(Items from a figure collection)

## BEGIN

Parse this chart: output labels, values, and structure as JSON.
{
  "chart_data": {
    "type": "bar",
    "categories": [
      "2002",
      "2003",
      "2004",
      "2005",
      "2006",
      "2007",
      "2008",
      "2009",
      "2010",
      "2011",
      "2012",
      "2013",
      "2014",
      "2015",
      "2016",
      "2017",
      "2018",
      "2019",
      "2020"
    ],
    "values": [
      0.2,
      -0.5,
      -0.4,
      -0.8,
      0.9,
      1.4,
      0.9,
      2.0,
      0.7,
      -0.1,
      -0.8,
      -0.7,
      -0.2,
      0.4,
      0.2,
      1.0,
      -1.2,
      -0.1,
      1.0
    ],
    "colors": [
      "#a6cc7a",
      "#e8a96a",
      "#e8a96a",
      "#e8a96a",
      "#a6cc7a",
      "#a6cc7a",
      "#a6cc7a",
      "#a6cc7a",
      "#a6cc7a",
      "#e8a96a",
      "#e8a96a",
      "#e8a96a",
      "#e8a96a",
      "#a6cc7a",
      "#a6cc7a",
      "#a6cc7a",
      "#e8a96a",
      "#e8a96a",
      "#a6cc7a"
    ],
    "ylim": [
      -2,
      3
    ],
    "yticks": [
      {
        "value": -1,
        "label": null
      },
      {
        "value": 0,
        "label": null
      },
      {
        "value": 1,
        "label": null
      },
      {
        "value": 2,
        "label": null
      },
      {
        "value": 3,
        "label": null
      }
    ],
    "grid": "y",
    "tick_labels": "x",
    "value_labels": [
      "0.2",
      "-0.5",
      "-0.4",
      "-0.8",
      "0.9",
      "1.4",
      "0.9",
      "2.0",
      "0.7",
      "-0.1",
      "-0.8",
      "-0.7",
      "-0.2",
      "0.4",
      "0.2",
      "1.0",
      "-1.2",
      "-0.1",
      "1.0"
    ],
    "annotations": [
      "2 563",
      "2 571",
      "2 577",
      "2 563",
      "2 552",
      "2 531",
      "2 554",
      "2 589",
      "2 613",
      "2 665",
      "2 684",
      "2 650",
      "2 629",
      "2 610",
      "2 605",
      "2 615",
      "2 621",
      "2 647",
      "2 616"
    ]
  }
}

## END

WHAT IS NEEDED:
Your task is to quote all of the data word for word.

WORKED SOLUTION:
Parse this chart: output labels, values, and structure as JSON.
{
  "chart_data": {
    "type": "bar",
    "categories": [
      "2002",
      "2003",
      "2004",
      "2005",
      "2006",
      "2007",
      "2008",
      "2009",
      "2010",
      "2011",
      "2012",
      "2013",
      "2014",
      "2015",
      "2016",
      "2017",
      "2018",
      "2019",
      "2020"
    ],
    "values": [
      0.2,
      -0.5,
      -0.4,
      -0.8,
      0.9,
      1.4,
      0.9,
      2.0,
      0.7,
      -0.1,
      -0.8,
      -0.7,
      -0.2,
      0.4,
      0.2,
      1.0,
      -1.2,
      -0.1,
      1.0
    ],
    "colors": [
      "#a6cc7a",
      "#e8a96a",
      "#e8a96a",
      "#e8a96a",
      "#a6cc7a",
      "#a6cc7a",
      "#a6cc7a",
      "#a6cc7a",
      "#a6cc7a",
      "#e8a96a",
      "#e8a96a",
      "#e8a96a",
      "#e8a96a",
      "#a6cc7a",
      "#a6cc7a",
      "#a6cc7a",
      "#e8a96a",
      "#e8a96a",
      "#a6cc7a"
    ],
    "ylim": [
      -2,
      3
    ],
    "yticks": [
      {
        "value": -1,
        "label": null
      },
      {
        "value": 0,
        "label": null
      },
      {
        "value": 1,
        "label": null
      },
      {
        "value": 2,
        "label": null
      },
      {
        "value": 3,
        "label": null
      }
    ],
    "grid": "y",
    "tick_labels": "x",
    "value_labels": [
      "0.2",
      "-0.5",
      "-0.4",
      "-0.8",
      "0.9",
      "1.4",
      "0.9",
      "2.0",
      "0.7",
      "-0.1",
      "-0.8",
      "-0.7",
      "-0.2",
      "0.4",
      "0.2",
      "1.0",
      "-1.2",
      "-0.1",
      "1.0"
    ],
    "annotations": [
      "2 563",
      "2 571",
      "2 577",
      "2 563",
      "2 552",
      "2 531",
      "2 554",
      "2 589",
      "2 613",
      "2 665",
      "2 684",
      "2 650",
      "2 629",
      "2 610",
      "2 605",
      "2 615",
      "2 621",
      "2 647",
      "2 616"
    ]
  }
}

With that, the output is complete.